## EXCERPTED DATA
******

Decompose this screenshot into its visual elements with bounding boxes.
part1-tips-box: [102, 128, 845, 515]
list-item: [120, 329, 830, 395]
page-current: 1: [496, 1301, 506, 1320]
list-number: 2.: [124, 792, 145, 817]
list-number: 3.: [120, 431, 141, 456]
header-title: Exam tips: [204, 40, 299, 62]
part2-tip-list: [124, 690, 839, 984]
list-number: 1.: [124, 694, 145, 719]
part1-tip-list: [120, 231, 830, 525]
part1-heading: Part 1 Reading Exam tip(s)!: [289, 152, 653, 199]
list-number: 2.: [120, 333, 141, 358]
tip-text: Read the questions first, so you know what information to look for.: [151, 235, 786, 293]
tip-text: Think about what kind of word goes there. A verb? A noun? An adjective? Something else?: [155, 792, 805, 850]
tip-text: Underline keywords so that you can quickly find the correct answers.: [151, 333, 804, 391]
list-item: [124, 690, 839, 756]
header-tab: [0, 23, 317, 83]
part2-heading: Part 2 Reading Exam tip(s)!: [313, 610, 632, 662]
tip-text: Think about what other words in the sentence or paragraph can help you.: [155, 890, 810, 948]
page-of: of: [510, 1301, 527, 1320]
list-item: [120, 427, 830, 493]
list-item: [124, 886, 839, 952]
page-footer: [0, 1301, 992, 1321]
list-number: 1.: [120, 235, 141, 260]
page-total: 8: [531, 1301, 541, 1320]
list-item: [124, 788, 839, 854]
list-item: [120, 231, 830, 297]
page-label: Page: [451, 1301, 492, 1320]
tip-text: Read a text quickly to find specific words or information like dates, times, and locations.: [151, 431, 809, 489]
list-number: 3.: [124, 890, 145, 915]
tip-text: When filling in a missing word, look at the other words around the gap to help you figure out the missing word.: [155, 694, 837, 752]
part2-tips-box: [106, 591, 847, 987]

******

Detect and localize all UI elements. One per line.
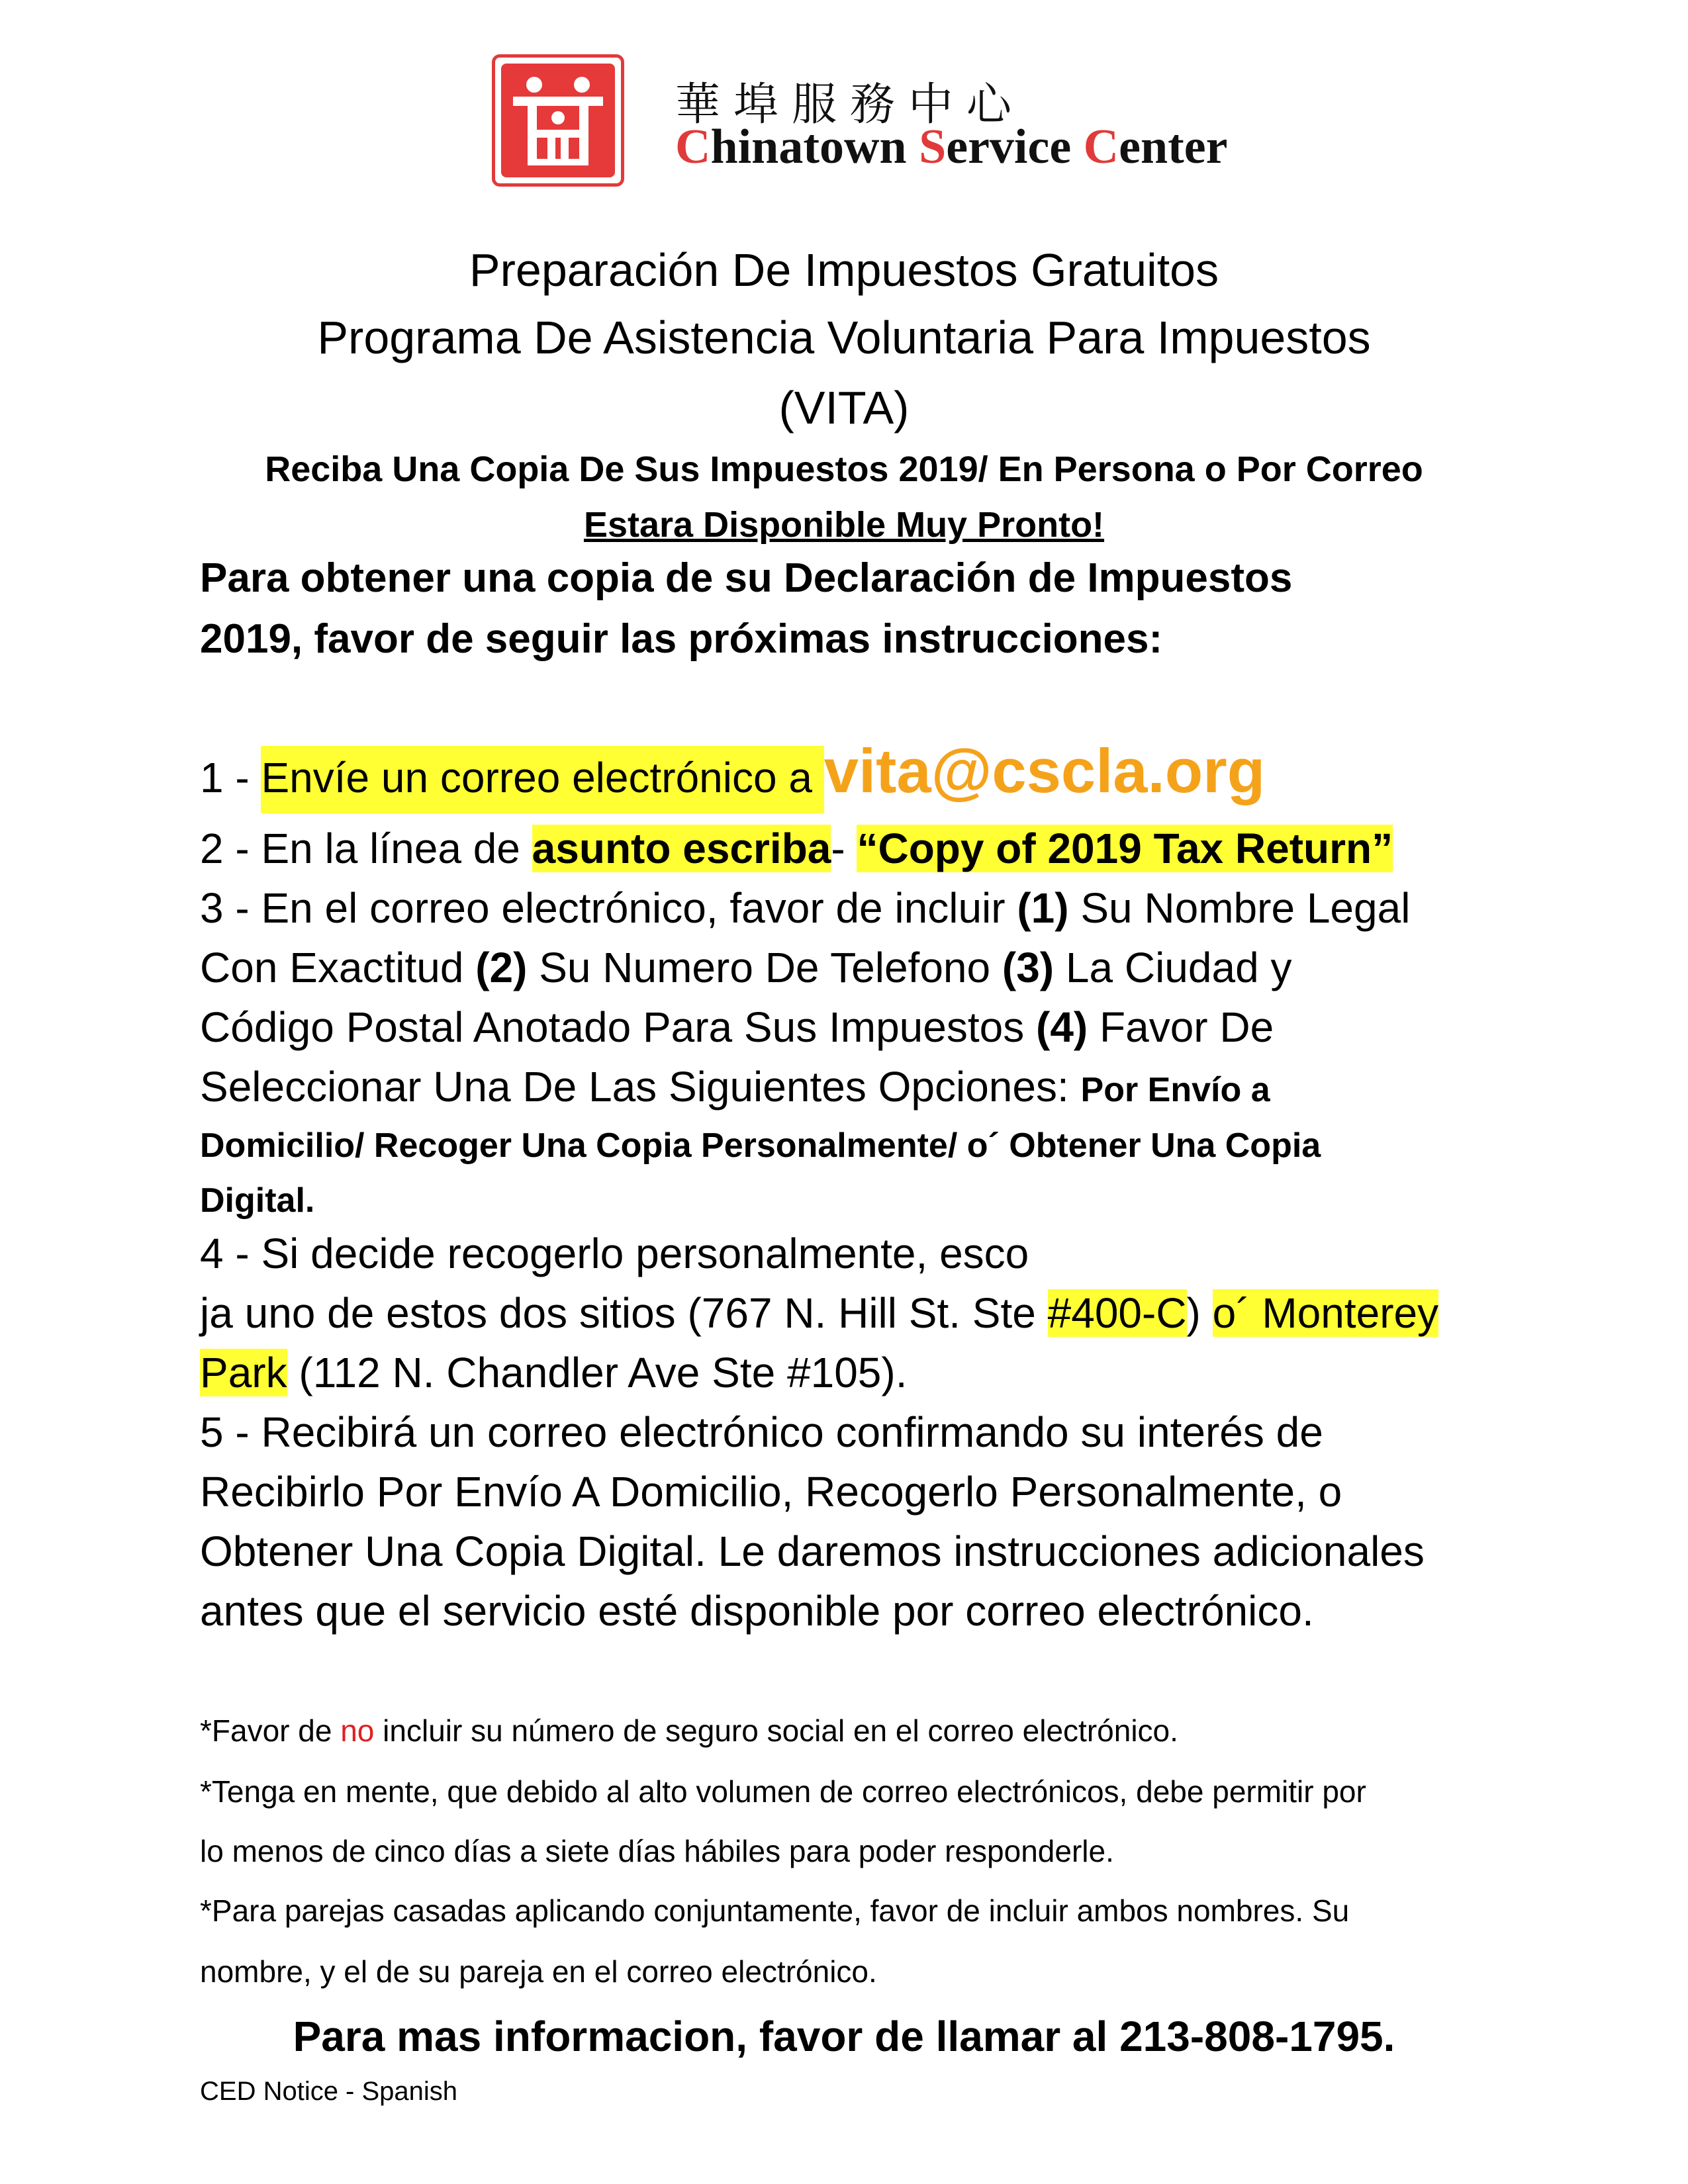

******

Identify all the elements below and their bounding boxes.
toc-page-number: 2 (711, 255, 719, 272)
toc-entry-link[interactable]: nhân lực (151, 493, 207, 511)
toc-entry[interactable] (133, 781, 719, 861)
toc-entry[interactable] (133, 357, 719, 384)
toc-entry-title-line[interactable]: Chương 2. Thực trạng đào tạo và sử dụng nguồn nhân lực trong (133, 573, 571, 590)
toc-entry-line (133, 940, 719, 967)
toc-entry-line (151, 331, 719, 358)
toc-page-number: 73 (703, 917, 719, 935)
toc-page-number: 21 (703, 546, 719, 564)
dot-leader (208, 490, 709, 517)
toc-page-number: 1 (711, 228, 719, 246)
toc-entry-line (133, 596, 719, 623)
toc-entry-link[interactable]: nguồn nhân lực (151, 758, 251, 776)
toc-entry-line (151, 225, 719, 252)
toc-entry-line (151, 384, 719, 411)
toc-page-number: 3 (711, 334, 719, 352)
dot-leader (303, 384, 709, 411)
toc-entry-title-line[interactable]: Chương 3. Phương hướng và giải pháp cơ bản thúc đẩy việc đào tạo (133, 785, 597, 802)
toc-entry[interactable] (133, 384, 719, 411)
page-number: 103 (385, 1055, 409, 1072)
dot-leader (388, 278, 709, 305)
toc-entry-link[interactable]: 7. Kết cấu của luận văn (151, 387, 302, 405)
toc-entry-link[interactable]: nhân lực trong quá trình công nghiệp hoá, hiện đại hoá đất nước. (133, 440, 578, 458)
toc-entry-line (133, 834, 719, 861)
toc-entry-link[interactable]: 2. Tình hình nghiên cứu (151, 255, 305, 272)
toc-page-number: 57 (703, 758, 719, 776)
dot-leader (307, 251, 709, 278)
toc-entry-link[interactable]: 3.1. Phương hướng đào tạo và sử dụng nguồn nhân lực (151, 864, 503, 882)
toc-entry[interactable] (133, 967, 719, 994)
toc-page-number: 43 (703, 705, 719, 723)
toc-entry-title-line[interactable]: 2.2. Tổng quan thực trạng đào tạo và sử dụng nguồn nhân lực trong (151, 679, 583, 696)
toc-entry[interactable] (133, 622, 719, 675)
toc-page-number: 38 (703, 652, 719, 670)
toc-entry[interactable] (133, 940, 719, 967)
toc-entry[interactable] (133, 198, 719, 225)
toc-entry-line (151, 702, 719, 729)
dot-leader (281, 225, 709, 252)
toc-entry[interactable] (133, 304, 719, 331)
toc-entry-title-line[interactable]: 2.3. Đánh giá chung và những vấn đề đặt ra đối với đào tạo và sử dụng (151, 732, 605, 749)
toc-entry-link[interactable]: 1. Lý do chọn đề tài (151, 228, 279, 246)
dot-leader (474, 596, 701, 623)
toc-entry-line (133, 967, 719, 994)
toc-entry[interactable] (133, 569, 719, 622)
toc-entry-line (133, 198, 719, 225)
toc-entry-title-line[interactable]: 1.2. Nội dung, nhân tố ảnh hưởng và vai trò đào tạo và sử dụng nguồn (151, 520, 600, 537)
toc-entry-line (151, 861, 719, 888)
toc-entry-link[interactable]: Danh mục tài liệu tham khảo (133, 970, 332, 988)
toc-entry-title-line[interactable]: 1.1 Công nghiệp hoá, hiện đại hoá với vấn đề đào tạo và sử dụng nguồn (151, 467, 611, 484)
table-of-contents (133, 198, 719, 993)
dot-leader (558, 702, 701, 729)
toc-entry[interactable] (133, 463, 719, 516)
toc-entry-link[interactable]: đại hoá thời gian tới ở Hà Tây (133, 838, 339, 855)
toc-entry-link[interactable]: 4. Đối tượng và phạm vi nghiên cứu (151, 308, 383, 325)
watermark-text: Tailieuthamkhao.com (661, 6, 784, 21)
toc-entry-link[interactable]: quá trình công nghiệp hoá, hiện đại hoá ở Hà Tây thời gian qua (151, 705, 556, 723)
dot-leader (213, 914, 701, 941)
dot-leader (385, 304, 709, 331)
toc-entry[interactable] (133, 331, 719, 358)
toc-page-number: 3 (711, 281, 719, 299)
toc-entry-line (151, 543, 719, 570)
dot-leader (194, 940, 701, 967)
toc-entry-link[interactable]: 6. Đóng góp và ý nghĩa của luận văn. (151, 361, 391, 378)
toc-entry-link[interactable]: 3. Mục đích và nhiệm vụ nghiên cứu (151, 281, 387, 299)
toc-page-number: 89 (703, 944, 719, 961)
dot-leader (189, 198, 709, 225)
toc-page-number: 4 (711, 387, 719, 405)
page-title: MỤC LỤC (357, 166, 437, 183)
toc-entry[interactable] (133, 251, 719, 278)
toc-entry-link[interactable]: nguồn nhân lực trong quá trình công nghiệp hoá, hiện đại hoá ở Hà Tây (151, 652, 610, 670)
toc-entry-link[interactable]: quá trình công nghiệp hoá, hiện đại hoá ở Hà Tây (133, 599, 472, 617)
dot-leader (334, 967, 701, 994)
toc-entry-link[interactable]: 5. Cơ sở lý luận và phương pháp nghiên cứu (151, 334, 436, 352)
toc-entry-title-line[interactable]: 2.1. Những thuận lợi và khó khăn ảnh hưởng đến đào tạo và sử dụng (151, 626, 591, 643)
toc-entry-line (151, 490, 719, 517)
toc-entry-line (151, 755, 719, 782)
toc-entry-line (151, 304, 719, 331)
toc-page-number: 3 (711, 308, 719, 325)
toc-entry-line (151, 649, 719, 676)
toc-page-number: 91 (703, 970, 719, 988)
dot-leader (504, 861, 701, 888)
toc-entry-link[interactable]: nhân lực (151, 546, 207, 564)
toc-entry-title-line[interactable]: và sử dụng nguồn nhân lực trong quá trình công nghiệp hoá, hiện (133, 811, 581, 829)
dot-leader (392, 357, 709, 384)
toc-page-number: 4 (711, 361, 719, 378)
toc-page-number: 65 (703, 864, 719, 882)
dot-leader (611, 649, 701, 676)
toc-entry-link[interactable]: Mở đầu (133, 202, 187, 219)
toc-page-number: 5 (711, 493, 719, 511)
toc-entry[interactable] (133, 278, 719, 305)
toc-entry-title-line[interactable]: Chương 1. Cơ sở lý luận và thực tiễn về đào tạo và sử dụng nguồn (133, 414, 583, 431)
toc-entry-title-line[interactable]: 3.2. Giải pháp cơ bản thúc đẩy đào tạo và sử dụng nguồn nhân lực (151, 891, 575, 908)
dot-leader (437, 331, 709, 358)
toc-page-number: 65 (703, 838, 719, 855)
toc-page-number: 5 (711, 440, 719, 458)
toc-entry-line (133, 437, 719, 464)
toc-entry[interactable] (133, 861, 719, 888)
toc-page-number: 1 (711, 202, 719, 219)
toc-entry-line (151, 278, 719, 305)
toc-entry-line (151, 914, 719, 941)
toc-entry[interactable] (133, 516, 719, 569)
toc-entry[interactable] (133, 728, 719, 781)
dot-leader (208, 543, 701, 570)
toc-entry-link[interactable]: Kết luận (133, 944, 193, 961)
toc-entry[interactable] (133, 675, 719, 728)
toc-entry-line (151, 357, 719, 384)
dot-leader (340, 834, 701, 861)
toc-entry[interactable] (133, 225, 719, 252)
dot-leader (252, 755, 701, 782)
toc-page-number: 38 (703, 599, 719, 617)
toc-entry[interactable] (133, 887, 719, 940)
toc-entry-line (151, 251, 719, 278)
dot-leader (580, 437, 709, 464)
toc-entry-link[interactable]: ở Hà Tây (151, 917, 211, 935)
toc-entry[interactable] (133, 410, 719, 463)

******

Swap "visual elements" for "parts" in the records, starting at the line that has "Decompose this screenshot" and stopping after the line that has "header-title: Exam tips: [204, 40, 299, 62]". Give back only those lines, with nothing else changed.

Decompose this screenshot into its parts with bounding boxes.
part1-tips-box: [102, 128, 845, 515]
list-item: [120, 329, 830, 395]
page-current: 1: [496, 1301, 506, 1320]
list-number: 2.: [124, 792, 145, 817]
list-number: 3.: [120, 431, 141, 456]
header-title: Exam tips: [204, 40, 299, 62]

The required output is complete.